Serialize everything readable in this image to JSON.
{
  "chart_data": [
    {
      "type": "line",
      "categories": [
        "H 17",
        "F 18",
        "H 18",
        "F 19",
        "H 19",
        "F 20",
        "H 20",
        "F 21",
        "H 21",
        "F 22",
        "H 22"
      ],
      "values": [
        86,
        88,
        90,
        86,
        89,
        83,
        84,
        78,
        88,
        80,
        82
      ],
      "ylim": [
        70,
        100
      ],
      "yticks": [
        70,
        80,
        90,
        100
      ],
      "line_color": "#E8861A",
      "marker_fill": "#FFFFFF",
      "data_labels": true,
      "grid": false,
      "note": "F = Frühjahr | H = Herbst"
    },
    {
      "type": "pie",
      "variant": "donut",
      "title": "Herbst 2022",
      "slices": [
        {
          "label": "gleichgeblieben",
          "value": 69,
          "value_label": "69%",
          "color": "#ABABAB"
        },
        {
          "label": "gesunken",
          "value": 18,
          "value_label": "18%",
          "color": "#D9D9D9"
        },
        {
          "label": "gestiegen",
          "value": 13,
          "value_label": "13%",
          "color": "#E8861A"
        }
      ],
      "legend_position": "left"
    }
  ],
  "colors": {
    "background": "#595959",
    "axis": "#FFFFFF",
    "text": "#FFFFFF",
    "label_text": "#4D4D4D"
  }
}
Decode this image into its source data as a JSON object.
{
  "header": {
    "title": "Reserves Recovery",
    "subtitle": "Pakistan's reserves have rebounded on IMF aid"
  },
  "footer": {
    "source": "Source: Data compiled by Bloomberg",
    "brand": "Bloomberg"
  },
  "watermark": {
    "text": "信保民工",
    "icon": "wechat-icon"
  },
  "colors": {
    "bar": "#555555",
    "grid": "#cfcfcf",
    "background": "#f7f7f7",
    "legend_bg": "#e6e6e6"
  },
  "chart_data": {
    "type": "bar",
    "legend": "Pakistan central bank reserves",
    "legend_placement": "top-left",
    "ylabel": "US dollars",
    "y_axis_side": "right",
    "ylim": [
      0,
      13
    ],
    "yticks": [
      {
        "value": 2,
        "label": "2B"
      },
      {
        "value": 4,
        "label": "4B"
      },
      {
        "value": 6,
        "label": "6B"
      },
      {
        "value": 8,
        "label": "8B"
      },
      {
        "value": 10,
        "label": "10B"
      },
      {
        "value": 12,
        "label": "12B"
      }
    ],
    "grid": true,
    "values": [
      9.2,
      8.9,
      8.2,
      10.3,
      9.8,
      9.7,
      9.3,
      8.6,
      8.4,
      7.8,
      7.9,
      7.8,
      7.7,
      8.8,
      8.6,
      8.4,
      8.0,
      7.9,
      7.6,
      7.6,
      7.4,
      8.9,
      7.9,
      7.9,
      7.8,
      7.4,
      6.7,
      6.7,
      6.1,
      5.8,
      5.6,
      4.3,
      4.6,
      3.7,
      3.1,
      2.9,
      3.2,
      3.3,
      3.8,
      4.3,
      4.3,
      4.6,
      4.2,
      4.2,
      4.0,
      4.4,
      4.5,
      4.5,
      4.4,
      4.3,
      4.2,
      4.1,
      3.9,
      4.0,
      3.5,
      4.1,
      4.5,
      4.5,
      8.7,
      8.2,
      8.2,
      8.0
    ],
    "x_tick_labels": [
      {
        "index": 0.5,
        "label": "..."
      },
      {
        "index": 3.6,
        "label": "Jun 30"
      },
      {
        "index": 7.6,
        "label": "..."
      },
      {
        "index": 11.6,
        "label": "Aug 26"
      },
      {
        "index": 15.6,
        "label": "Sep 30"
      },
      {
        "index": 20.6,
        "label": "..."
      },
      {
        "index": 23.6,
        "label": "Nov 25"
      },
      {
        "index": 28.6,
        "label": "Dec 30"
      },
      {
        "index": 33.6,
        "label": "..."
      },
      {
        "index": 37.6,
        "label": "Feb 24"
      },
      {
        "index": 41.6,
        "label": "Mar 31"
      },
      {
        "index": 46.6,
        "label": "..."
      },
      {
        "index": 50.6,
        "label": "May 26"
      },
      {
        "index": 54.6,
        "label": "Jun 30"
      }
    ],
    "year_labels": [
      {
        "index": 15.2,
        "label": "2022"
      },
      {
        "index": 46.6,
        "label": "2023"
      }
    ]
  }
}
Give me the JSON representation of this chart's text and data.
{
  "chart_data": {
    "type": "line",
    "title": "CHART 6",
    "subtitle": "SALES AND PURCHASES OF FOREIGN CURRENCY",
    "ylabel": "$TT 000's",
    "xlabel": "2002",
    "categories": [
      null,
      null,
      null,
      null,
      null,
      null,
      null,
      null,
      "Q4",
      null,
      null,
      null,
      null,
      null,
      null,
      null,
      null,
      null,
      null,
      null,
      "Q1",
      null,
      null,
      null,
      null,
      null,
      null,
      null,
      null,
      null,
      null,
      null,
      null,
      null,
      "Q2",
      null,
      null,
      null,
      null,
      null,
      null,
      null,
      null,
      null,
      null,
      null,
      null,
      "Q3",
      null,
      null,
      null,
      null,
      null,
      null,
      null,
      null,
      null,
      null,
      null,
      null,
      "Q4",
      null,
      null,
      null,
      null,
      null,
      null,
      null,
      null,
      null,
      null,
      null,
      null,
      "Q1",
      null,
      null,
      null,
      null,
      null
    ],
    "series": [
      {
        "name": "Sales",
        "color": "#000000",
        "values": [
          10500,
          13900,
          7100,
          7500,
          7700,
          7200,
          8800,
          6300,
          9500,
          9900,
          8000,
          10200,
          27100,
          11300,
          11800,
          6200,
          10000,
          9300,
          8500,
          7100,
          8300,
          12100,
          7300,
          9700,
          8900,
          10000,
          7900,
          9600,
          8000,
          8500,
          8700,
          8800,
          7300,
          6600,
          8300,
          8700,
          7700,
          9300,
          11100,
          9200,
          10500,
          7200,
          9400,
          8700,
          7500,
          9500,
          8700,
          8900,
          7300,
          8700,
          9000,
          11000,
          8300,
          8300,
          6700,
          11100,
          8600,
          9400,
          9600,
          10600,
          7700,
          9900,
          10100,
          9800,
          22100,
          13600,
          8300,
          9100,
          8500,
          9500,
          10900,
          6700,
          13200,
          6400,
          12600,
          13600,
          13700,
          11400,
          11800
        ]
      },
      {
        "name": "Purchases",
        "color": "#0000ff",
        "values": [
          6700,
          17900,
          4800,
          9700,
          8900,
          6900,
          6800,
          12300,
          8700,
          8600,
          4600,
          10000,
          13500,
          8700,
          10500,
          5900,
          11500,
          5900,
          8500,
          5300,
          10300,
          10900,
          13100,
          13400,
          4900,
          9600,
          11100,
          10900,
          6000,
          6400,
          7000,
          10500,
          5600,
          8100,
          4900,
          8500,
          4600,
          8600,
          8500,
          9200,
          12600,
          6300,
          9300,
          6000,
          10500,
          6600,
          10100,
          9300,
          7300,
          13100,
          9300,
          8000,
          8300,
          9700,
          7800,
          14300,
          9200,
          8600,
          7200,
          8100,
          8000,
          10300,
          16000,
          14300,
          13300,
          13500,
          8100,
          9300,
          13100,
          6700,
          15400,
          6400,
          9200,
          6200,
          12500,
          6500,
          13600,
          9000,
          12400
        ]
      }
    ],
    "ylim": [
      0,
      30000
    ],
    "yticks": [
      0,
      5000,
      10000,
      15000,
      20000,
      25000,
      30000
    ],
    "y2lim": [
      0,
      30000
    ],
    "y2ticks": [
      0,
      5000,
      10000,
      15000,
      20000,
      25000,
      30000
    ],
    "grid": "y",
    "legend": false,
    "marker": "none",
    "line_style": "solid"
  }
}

§ §

Task prompt ->
Extract all lines from the data in which "type" is found.

Written answer ->
      "type": "line",
      "type": "pie",
    "type": "bar",
    "type": "line",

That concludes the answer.